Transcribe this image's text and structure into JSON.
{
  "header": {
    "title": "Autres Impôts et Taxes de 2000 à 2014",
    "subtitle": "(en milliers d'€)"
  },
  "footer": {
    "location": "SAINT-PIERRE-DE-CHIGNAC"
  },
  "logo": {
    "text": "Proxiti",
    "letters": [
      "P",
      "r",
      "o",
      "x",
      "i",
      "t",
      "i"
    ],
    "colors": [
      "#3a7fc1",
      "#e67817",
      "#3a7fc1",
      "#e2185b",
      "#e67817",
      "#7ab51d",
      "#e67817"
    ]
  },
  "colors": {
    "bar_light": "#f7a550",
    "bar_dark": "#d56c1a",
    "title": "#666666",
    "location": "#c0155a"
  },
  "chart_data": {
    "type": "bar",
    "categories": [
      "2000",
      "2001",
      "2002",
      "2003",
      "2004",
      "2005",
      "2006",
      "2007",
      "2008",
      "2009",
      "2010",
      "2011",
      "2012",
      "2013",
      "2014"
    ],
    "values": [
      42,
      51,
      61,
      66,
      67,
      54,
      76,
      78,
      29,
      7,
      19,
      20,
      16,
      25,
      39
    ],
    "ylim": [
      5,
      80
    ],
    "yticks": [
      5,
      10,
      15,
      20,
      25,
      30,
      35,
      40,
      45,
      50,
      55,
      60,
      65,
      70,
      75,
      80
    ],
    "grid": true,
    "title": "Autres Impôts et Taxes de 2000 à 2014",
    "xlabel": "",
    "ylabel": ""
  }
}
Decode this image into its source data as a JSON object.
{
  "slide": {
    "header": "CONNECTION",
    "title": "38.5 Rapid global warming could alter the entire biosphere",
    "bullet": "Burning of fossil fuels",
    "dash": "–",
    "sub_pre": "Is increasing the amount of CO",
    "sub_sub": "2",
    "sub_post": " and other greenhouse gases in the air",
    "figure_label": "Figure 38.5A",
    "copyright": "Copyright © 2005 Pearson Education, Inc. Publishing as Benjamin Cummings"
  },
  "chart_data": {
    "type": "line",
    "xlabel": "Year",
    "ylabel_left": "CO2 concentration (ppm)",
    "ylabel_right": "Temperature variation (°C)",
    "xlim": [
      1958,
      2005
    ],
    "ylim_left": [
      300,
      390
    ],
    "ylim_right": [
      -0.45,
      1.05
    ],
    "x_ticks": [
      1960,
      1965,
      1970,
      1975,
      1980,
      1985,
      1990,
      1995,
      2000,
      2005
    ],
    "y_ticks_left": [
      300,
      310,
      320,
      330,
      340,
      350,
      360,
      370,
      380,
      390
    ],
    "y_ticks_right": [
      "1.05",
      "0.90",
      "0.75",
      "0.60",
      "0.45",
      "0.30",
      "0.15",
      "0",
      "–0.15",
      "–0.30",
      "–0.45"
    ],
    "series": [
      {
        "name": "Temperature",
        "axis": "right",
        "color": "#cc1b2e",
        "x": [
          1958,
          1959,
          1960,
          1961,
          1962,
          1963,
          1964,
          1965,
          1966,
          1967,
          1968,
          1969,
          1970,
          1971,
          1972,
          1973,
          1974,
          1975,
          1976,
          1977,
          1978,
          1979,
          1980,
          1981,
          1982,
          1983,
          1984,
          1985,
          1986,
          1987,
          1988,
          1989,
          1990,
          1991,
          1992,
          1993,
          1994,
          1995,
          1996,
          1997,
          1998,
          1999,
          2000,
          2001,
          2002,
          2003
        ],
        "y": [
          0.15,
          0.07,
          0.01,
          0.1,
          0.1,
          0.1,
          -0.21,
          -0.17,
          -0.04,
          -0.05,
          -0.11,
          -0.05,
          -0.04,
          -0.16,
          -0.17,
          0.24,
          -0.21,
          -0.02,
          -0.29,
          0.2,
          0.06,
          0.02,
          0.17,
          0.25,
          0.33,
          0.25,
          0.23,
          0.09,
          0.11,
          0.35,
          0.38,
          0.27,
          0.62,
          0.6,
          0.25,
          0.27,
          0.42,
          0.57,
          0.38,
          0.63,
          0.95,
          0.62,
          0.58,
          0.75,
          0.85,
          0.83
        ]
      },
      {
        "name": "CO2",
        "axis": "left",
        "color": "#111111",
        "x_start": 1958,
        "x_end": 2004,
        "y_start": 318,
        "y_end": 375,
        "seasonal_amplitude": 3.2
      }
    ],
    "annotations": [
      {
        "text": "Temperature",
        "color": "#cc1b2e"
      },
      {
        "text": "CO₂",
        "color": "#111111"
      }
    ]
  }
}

TASK → Pull every line containing the word "into" out of the entries above.

FULL RESPONSE →
Transcribe this image's text and structure into JSON.
Decode this image into its source data as a JSON object.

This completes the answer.